Challenge: All the entries need to be quoted exactly, apart from the pictures, which you should drop.

--------------------

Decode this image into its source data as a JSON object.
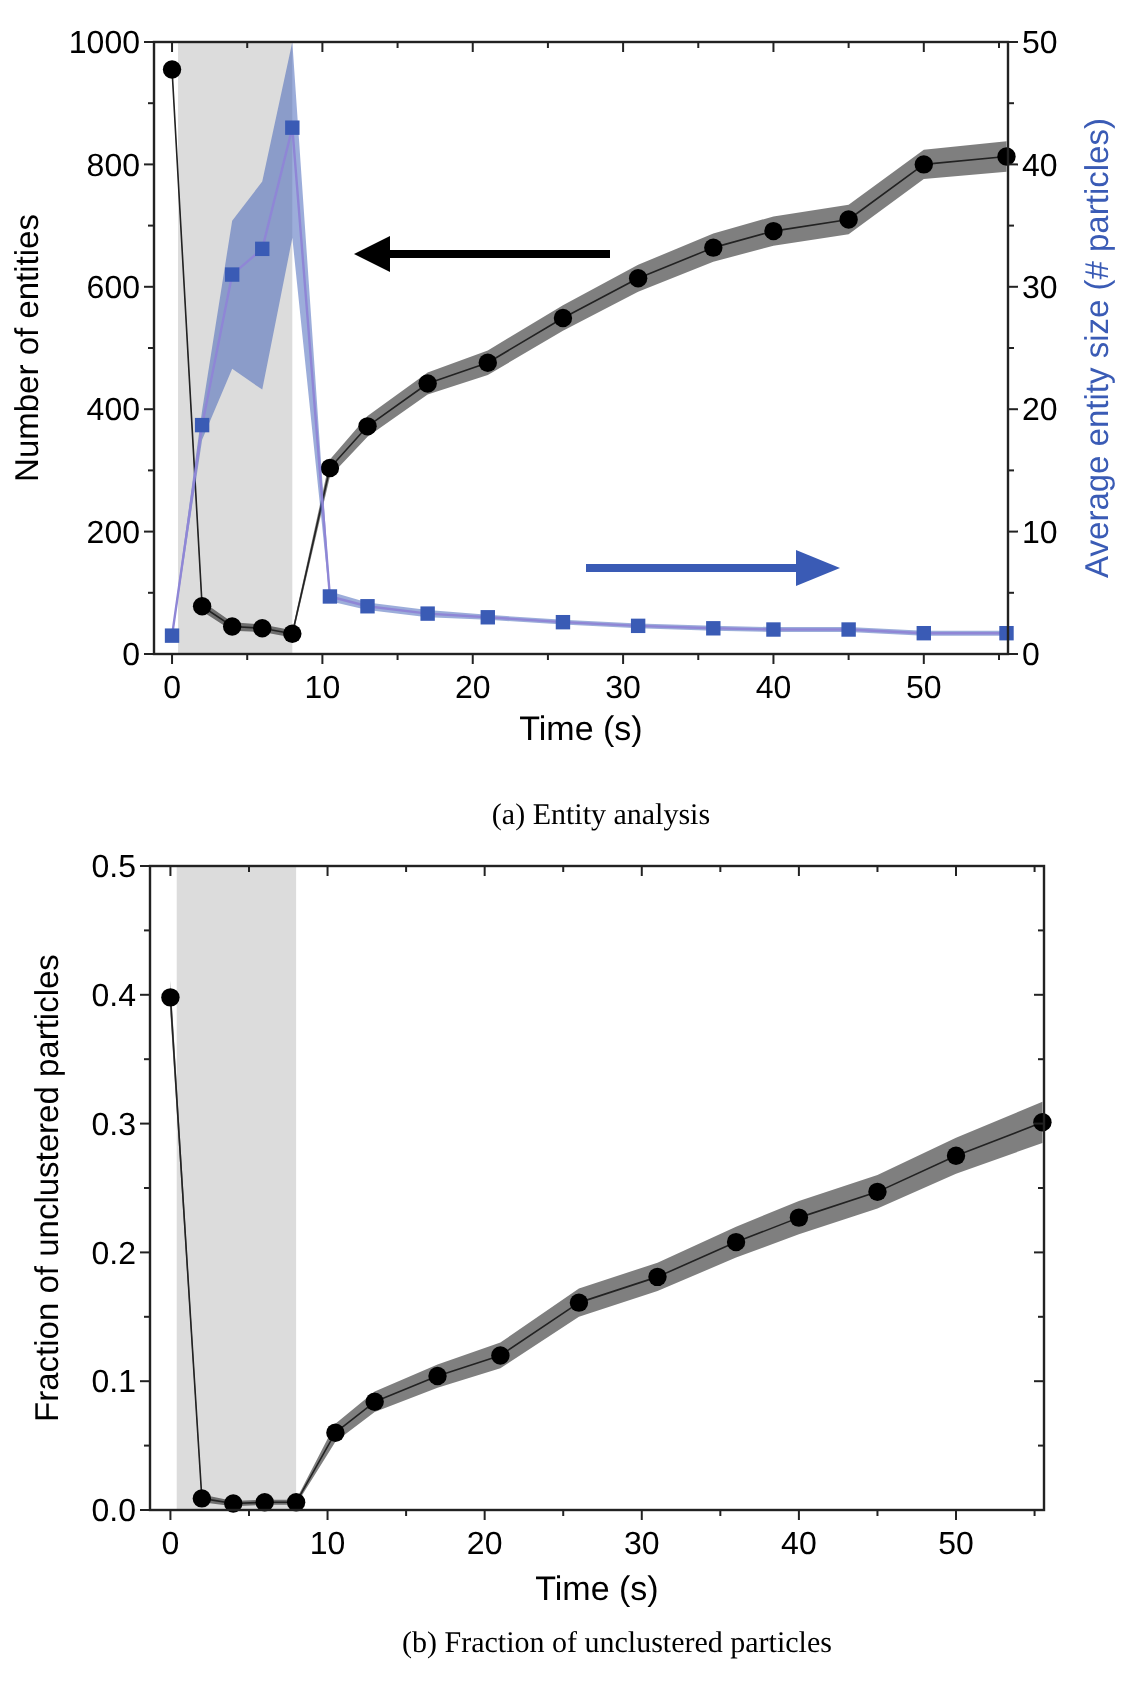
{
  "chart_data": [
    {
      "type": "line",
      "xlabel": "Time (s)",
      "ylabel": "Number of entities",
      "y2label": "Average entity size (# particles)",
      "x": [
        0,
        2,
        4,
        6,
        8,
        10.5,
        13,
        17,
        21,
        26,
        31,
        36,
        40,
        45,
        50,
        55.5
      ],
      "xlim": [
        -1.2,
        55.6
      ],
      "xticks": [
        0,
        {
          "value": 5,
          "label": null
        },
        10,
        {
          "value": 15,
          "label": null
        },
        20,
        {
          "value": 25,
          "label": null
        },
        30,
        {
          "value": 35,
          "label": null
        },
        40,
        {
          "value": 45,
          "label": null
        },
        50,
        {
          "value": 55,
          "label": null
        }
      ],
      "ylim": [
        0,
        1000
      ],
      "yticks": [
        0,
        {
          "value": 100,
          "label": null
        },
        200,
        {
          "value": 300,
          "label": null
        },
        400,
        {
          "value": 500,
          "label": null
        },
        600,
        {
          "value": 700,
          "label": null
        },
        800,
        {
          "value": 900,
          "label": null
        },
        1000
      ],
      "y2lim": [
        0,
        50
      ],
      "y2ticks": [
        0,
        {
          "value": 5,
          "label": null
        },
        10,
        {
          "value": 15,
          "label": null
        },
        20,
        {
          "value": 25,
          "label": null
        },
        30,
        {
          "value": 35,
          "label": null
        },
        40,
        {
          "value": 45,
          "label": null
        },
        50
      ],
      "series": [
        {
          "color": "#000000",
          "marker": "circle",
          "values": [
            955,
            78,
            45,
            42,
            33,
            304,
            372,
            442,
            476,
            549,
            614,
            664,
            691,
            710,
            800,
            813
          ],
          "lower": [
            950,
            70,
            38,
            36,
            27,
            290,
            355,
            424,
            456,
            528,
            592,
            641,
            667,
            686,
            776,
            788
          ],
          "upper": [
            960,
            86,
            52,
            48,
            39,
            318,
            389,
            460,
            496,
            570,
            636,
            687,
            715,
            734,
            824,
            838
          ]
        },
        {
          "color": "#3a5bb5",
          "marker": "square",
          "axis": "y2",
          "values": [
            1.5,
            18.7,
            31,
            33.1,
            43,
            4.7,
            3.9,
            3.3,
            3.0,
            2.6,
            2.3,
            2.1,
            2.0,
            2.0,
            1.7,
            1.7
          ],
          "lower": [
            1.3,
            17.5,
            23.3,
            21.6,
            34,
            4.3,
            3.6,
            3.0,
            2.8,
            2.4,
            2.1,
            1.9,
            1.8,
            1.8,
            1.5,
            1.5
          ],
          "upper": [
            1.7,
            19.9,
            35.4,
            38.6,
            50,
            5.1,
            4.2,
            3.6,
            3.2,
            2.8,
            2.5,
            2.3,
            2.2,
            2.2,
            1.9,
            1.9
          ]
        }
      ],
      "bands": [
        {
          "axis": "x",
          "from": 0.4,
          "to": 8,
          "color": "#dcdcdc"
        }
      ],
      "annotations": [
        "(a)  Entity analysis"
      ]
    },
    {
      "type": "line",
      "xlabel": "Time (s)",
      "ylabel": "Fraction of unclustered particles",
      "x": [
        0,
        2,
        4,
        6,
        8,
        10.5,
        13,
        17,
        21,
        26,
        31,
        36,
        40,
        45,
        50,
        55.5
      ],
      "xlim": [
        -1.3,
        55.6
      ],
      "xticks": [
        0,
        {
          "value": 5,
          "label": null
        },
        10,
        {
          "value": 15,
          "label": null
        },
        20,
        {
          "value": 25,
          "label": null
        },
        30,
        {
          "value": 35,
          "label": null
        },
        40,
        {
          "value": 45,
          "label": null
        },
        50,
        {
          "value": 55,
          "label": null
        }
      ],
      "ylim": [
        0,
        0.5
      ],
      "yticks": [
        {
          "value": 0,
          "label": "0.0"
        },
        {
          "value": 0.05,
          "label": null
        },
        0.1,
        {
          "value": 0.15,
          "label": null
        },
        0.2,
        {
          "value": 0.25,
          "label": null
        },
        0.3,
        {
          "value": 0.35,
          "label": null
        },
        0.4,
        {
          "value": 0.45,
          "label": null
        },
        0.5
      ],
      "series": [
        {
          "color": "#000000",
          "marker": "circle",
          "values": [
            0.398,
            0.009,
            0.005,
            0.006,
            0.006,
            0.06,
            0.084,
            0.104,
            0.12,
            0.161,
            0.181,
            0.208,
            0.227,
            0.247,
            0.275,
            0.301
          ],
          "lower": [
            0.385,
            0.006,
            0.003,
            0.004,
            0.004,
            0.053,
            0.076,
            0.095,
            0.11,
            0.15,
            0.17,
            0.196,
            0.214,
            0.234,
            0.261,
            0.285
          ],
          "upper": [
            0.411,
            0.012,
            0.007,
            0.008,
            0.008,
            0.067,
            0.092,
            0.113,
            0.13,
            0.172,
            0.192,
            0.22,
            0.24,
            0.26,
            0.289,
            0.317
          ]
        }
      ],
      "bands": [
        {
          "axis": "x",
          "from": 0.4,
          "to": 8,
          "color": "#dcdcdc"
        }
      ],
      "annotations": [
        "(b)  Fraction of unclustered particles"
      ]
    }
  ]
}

--------------------

Solution:
Decode this image into its source data as a JSON object.
{
  "chart_data": [
    {
      "type": "line",
      "xlabel": "Time (s)",
      "ylabel": "Number of entities",
      "y2label": "Average entity size (# particles)",
      "x": [
        0,
        2,
        4,
        6,
        8,
        10.5,
        13,
        17,
        21,
        26,
        31,
        36,
        40,
        45,
        50,
        55.5
      ],
      "xlim": [
        -1.2,
        55.6
      ],
      "xticks": [
        0,
        {
          "value": 5,
          "label": null
        },
        10,
        {
          "value": 15,
          "label": null
        },
        20,
        {
          "value": 25,
          "label": null
        },
        30,
        {
          "value": 35,
          "label": null
        },
        40,
        {
          "value": 45,
          "label": null
        },
        50,
        {
          "value": 55,
          "label": null
        }
      ],
      "ylim": [
        0,
        1000
      ],
      "yticks": [
        0,
        {
          "value": 100,
          "label": null
        },
        200,
        {
          "value": 300,
          "label": null
        },
        400,
        {
          "value": 500,
          "label": null
        },
        600,
        {
          "value": 700,
          "label": null
        },
        800,
        {
          "value": 900,
          "label": null
        },
        1000
      ],
      "y2lim": [
        0,
        50
      ],
      "y2ticks": [
        0,
        {
          "value": 5,
          "label": null
        },
        10,
        {
          "value": 15,
          "label": null
        },
        20,
        {
          "value": 25,
          "label": null
        },
        30,
        {
          "value": 35,
          "label": null
        },
        40,
        {
          "value": 45,
          "label": null
        },
        50
      ],
      "series": [
        {
          "color": "#000000",
          "marker": "circle",
          "values": [
            955,
            78,
            45,
            42,
            33,
            304,
            372,
            442,
            476,
            549,
            614,
            664,
            691,
            710,
            800,
            813
          ],
          "lower": [
            950,
            70,
            38,
            36,
            27,
            290,
            355,
            424,
            456,
            528,
            592,
            641,
            667,
            686,
            776,
            788
          ],
          "upper": [
            960,
            86,
            52,
            48,
            39,
            318,
            389,
            460,
            496,
            570,
            636,
            687,
            715,
            734,
            824,
            838
          ]
        },
        {
          "color": "#3a5bb5",
          "marker": "square",
          "axis": "y2",
          "values": [
            1.5,
            18.7,
            31,
            33.1,
            43,
            4.7,
            3.9,
            3.3,
            3.0,
            2.6,
            2.3,
            2.1,
            2.0,
            2.0,
            1.7,
            1.7
          ],
          "lower": [
            1.3,
            17.5,
            23.3,
            21.6,
            34,
            4.3,
            3.6,
            3.0,
            2.8,
            2.4,
            2.1,
            1.9,
            1.8,
            1.8,
            1.5,
            1.5
          ],
          "upper": [
            1.7,
            19.9,
            35.4,
            38.6,
            50,
            5.1,
            4.2,
            3.6,
            3.2,
            2.8,
            2.5,
            2.3,
            2.2,
            2.2,
            1.9,
            1.9
          ]
        }
      ],
      "bands": [
        {
          "axis": "x",
          "from": 0.4,
          "to": 8,
          "color": "#dcdcdc"
        }
      ],
      "annotations": [
        "(a)  Entity analysis"
      ]
    },
    {
      "type": "line",
      "xlabel": "Time (s)",
      "ylabel": "Fraction of unclustered particles",
      "x": [
        0,
        2,
        4,
        6,
        8,
        10.5,
        13,
        17,
        21,
        26,
        31,
        36,
        40,
        45,
        50,
        55.5
      ],
      "xlim": [
        -1.3,
        55.6
      ],
      "xticks": [
        0,
        {
          "value": 5,
          "label": null
        },
        10,
        {
          "value": 15,
          "label": null
        },
        20,
        {
          "value": 25,
          "label": null
        },
        30,
        {
          "value": 35,
          "label": null
        },
        40,
        {
          "value": 45,
          "label": null
        },
        50,
        {
          "value": 55,
          "label": null
        }
      ],
      "ylim": [
        0,
        0.5
      ],
      "yticks": [
        {
          "value": 0,
          "label": "0.0"
        },
        {
          "value": 0.05,
          "label": null
        },
        0.1,
        {
          "value": 0.15,
          "label": null
        },
        0.2,
        {
          "value": 0.25,
          "label": null
        },
        0.3,
        {
          "value": 0.35,
          "label": null
        },
        0.4,
        {
          "value": 0.45,
          "label": null
        },
        0.5
      ],
      "series": [
        {
          "color": "#000000",
          "marker": "circle",
          "values": [
            0.398,
            0.009,
            0.005,
            0.006,
            0.006,
            0.06,
            0.084,
            0.104,
            0.12,
            0.161,
            0.181,
            0.208,
            0.227,
            0.247,
            0.275,
            0.301
          ],
          "lower": [
            0.385,
            0.006,
            0.003,
            0.004,
            0.004,
            0.053,
            0.076,
            0.095,
            0.11,
            0.15,
            0.17,
            0.196,
            0.214,
            0.234,
            0.261,
            0.285
          ],
          "upper": [
            0.411,
            0.012,
            0.007,
            0.008,
            0.008,
            0.067,
            0.092,
            0.113,
            0.13,
            0.172,
            0.192,
            0.22,
            0.24,
            0.26,
            0.289,
            0.317
          ]
        }
      ],
      "bands": [
        {
          "axis": "x",
          "from": 0.4,
          "to": 8,
          "color": "#dcdcdc"
        }
      ],
      "annotations": [
        "(b)  Fraction of unclustered particles"
      ]
    }
  ]
}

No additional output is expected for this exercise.